● **Exercise**: Locate all lines in the data below that hold "start" and show them.

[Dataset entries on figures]
━━━━━━

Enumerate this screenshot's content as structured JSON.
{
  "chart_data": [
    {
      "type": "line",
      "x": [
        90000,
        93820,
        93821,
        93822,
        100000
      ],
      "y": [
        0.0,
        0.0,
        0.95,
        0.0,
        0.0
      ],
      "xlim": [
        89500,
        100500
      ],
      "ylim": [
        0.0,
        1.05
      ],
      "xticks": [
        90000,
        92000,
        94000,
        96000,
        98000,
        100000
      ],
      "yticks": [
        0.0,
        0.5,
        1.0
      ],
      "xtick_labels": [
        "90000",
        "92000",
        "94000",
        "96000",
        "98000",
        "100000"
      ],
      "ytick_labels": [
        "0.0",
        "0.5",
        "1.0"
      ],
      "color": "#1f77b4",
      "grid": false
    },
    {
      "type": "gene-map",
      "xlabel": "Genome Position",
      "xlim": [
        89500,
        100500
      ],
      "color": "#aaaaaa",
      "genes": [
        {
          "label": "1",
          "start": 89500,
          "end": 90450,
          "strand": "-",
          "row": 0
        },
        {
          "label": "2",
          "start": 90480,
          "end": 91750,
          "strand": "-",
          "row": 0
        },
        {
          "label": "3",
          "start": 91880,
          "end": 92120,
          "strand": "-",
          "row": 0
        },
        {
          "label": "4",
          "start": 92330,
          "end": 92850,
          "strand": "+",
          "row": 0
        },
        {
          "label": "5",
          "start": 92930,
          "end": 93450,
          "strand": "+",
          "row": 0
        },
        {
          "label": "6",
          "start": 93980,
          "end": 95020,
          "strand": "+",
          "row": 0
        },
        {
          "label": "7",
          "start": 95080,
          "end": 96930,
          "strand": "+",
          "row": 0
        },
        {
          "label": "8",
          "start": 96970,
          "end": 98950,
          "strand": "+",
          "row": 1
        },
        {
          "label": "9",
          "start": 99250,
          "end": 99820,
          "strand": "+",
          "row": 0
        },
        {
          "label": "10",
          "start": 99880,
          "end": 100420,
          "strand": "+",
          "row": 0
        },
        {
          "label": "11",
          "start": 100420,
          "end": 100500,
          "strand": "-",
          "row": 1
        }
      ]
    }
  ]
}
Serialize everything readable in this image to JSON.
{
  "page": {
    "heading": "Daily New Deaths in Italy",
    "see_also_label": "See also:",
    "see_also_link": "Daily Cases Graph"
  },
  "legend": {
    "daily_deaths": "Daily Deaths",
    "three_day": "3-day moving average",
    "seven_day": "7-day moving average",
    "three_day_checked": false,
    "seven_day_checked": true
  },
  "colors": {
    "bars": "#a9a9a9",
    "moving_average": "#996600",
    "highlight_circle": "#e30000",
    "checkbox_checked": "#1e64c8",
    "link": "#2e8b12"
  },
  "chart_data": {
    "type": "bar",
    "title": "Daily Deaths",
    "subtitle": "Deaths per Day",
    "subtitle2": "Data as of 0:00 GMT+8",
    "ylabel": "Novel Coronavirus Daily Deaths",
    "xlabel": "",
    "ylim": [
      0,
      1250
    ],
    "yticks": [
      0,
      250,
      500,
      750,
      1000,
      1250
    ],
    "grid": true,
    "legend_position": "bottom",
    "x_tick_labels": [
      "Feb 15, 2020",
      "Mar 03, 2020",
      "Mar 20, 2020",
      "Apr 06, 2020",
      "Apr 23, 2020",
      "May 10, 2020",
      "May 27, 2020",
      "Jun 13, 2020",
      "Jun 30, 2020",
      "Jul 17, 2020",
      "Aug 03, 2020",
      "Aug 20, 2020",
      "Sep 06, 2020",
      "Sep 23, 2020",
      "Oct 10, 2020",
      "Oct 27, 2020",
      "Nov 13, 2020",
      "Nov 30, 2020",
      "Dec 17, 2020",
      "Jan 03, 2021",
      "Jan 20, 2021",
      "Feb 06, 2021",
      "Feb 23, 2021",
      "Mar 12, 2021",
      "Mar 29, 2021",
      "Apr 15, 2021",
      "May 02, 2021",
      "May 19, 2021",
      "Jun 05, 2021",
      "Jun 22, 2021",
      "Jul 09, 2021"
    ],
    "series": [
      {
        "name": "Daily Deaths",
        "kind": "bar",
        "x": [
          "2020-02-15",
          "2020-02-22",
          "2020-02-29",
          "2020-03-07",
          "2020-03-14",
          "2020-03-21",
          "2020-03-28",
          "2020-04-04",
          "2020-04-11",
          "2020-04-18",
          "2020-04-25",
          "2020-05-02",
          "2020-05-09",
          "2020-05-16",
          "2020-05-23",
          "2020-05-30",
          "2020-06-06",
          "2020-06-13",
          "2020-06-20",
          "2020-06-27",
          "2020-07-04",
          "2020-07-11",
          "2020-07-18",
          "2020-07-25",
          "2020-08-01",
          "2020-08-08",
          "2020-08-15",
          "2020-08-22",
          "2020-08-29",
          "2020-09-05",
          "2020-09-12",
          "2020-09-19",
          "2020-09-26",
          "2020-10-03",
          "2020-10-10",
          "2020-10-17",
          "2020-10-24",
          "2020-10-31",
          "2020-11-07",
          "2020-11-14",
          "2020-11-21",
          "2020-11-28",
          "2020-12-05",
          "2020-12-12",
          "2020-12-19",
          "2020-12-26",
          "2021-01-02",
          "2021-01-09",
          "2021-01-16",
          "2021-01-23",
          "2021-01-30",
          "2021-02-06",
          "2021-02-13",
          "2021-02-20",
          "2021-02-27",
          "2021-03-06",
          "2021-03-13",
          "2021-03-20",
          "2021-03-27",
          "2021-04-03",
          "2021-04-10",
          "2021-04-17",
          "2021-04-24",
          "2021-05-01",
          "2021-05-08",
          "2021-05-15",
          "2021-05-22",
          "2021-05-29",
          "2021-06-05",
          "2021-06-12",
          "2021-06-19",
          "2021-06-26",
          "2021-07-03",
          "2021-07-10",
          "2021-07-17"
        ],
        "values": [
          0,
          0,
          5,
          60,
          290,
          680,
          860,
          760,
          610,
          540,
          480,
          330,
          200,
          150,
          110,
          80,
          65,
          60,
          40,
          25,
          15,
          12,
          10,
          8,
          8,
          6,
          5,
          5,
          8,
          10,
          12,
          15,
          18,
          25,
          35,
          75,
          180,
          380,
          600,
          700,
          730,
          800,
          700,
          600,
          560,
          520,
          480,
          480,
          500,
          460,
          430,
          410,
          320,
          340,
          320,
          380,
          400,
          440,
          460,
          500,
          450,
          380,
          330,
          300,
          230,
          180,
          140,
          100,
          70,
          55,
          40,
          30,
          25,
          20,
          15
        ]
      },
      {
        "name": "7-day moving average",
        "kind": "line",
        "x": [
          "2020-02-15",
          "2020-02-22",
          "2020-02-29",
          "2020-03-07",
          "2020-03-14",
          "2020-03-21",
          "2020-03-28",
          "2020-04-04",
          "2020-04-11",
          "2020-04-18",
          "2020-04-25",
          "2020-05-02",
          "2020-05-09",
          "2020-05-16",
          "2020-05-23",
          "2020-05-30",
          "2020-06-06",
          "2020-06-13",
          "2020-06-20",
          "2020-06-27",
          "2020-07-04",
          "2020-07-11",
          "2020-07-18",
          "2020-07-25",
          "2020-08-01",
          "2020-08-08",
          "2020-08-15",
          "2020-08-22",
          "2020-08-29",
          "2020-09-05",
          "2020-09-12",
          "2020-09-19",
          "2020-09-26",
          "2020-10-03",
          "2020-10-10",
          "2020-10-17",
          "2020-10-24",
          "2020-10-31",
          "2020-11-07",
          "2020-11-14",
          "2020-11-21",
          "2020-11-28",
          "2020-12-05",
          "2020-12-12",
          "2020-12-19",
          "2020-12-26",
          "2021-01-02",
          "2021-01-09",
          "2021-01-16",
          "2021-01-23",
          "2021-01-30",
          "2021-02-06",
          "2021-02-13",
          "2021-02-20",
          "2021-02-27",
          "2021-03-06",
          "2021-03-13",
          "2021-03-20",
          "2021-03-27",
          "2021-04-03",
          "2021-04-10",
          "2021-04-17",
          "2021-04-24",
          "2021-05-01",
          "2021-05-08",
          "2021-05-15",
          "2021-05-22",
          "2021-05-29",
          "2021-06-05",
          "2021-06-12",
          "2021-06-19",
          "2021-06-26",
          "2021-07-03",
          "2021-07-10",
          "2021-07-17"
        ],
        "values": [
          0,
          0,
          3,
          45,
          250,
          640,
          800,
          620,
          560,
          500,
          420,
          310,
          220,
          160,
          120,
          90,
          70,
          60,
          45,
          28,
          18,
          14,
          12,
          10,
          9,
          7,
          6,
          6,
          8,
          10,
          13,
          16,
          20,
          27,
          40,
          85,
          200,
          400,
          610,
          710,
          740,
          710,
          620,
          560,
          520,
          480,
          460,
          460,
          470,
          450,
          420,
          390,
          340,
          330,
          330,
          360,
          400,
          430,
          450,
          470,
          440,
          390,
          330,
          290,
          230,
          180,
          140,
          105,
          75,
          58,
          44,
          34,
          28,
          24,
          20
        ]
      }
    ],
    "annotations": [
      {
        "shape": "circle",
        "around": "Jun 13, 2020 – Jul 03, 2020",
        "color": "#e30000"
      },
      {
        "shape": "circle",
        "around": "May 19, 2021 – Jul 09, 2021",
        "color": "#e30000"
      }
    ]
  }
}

━━━━━━

● **Task output**:
          "start": 89500,
          "start": 90480,
          "start": 91880,
          "start": 92330,
          "start": 92930,
          "start": 93980,
          "start": 95080,
          "start": 96970,
          "start": 99250,
          "start": 99880,
          "start": 100420,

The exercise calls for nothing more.